= WHAT THE TASK ASKS =
Write out the material exactly, with the pictures left out.

= Figure dataset records =
>>>>>

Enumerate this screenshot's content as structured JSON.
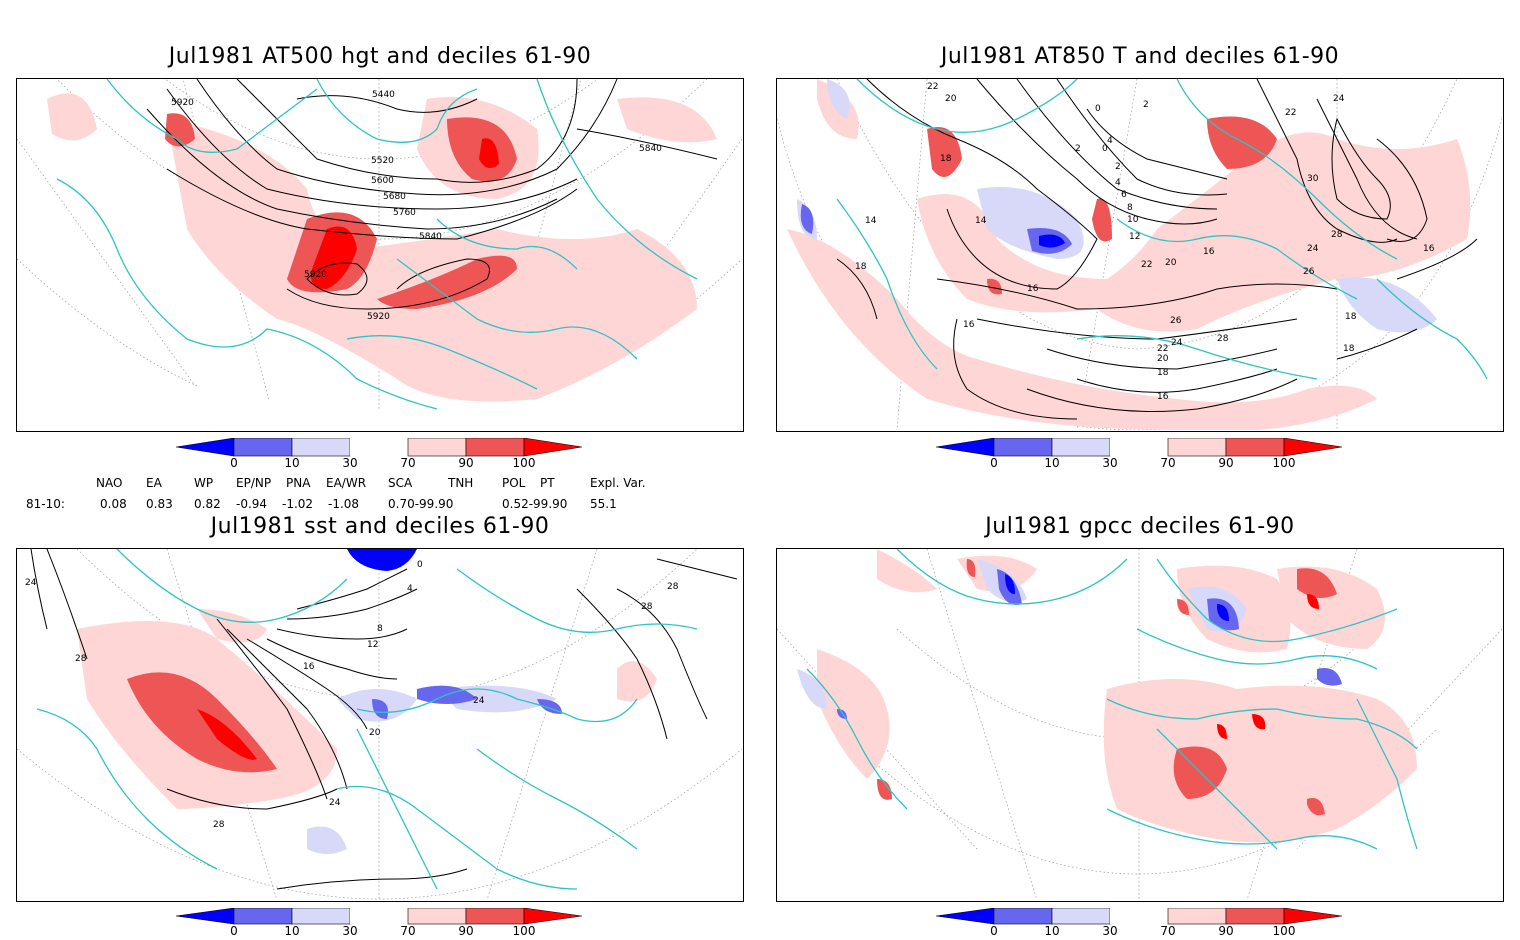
{
  "panels": [
    {
      "title": "Jul1981 AT500 hgt and deciles 61-90",
      "contour_labels": [
        "5440",
        "5920",
        "5520",
        "5600",
        "5680",
        "5760",
        "5840",
        "5920",
        "5920",
        "5840"
      ]
    },
    {
      "title": "Jul1981 AT850 T and deciles 61-90",
      "contour_labels": [
        "22",
        "20",
        "0",
        "2",
        "4",
        "2",
        "0",
        "2",
        "4",
        "6",
        "8",
        "10",
        "12",
        "14",
        "18",
        "14",
        "18",
        "16",
        "16",
        "20",
        "22",
        "24",
        "26",
        "28",
        "24",
        "22",
        "20",
        "18",
        "16",
        "16",
        "28",
        "26",
        "30",
        "24",
        "22",
        "18",
        "18",
        "16"
      ]
    },
    {
      "title": "Jul1981 sst and deciles 61-90",
      "contour_labels": [
        "24",
        "28",
        "4",
        "0",
        "8",
        "12",
        "16",
        "20",
        "24",
        "28",
        "24",
        "28",
        "28"
      ]
    },
    {
      "title": "Jul1981 gpcc deciles 61-90",
      "contour_labels": []
    }
  ],
  "colorbar": {
    "labels": [
      "0",
      "10",
      "30",
      "70",
      "90",
      "100"
    ],
    "colors": [
      "#0000ff",
      "#6666ee",
      "#d8d8f8",
      "#ffffff",
      "#ffd6d6",
      "#ee5555",
      "#ff0000"
    ]
  },
  "indices": {
    "header": [
      "NAO",
      "EA",
      "WP",
      "EP/NP",
      "PNA",
      "EA/WR",
      "SCA",
      "TNH",
      "POL",
      "PT",
      "Expl. Var."
    ],
    "row_label": "81-10:",
    "values": [
      "0.08",
      "0.83",
      "0.82",
      "-0.94",
      "-1.02",
      "-1.08",
      "0.70-99.90",
      "0.52-99.90",
      "55.1"
    ]
  }
}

<<<<<

= EXPECTED ANSWER =
Enumerate this screenshot's content as structured JSON.
{
  "panels": [
    {
      "title": "Jul1981 AT500 hgt and deciles 61-90",
      "contour_labels": [
        "5440",
        "5920",
        "5520",
        "5600",
        "5680",
        "5760",
        "5840",
        "5920",
        "5920",
        "5840"
      ]
    },
    {
      "title": "Jul1981 AT850 T and deciles 61-90",
      "contour_labels": [
        "22",
        "20",
        "0",
        "2",
        "4",
        "2",
        "0",
        "2",
        "4",
        "6",
        "8",
        "10",
        "12",
        "14",
        "18",
        "14",
        "18",
        "16",
        "16",
        "20",
        "22",
        "24",
        "26",
        "28",
        "24",
        "22",
        "20",
        "18",
        "16",
        "16",
        "28",
        "26",
        "30",
        "24",
        "22",
        "18",
        "18",
        "16"
      ]
    },
    {
      "title": "Jul1981 sst and deciles 61-90",
      "contour_labels": [
        "24",
        "28",
        "4",
        "0",
        "8",
        "12",
        "16",
        "20",
        "24",
        "28",
        "24",
        "28",
        "28"
      ]
    },
    {
      "title": "Jul1981 gpcc deciles 61-90",
      "contour_labels": []
    }
  ],
  "colorbar": {
    "labels": [
      "0",
      "10",
      "30",
      "70",
      "90",
      "100"
    ],
    "colors": [
      "#0000ff",
      "#6666ee",
      "#d8d8f8",
      "#ffffff",
      "#ffd6d6",
      "#ee5555",
      "#ff0000"
    ]
  },
  "indices": {
    "header": [
      "NAO",
      "EA",
      "WP",
      "EP/NP",
      "PNA",
      "EA/WR",
      "SCA",
      "TNH",
      "POL",
      "PT",
      "Expl. Var."
    ],
    "row_label": "81-10:",
    "values": [
      "0.08",
      "0.83",
      "0.82",
      "-0.94",
      "-1.02",
      "-1.08",
      "0.70-99.90",
      "0.52-99.90",
      "55.1"
    ]
  }
}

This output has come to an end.